A run of records
■ ■ ■
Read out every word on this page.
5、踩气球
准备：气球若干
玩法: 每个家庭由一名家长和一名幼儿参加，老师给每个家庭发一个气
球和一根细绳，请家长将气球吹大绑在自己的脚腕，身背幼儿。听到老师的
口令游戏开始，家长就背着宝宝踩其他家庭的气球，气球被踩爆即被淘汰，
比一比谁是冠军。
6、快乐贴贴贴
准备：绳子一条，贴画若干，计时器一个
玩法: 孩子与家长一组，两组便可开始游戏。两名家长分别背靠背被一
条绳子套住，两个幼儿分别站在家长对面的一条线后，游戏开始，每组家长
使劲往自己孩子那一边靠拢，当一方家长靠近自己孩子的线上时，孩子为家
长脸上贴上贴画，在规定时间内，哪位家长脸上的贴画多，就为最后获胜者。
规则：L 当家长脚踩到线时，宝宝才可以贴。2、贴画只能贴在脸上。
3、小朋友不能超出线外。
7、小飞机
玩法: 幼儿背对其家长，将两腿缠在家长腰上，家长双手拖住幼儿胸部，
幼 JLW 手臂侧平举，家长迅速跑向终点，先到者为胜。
■ ■ ■
REQUEST
Without changing a word, restate the whole listing.

TASK OUTPUT
Read out every word on this page.
5、踩气球
准备：气球若干
玩法: 每个家庭由一名家长和一名幼儿参加，老师给每个家庭发一个气
球和一根细绳，请家长将气球吹大绑在自己的脚腕，身背幼儿。听到老师的
口令游戏开始，家长就背着宝宝踩其他家庭的气球，气球被踩爆即被淘汰，
比一比谁是冠军。
6、快乐贴贴贴
准备：绳子一条，贴画若干，计时器一个
玩法: 孩子与家长一组，两组便可开始游戏。两名家长分别背靠背被一
条绳子套住，两个幼儿分别站在家长对面的一条线后，游戏开始，每组家长
使劲往自己孩子那一边靠拢，当一方家长靠近自己孩子的线上时，孩子为家
长脸上贴上贴画，在规定时间内，哪位家长脸上的贴画多，就为最后获胜者。
规则：L 当家长脚踩到线时，宝宝才可以贴。2、贴画只能贴在脸上。
3、小朋友不能超出线外。
7、小飞机
玩法: 幼儿背对其家长，将两腿缠在家长腰上，家长双手拖住幼儿胸部，
幼 JLW 手臂侧平举，家长迅速跑向终点，先到者为胜。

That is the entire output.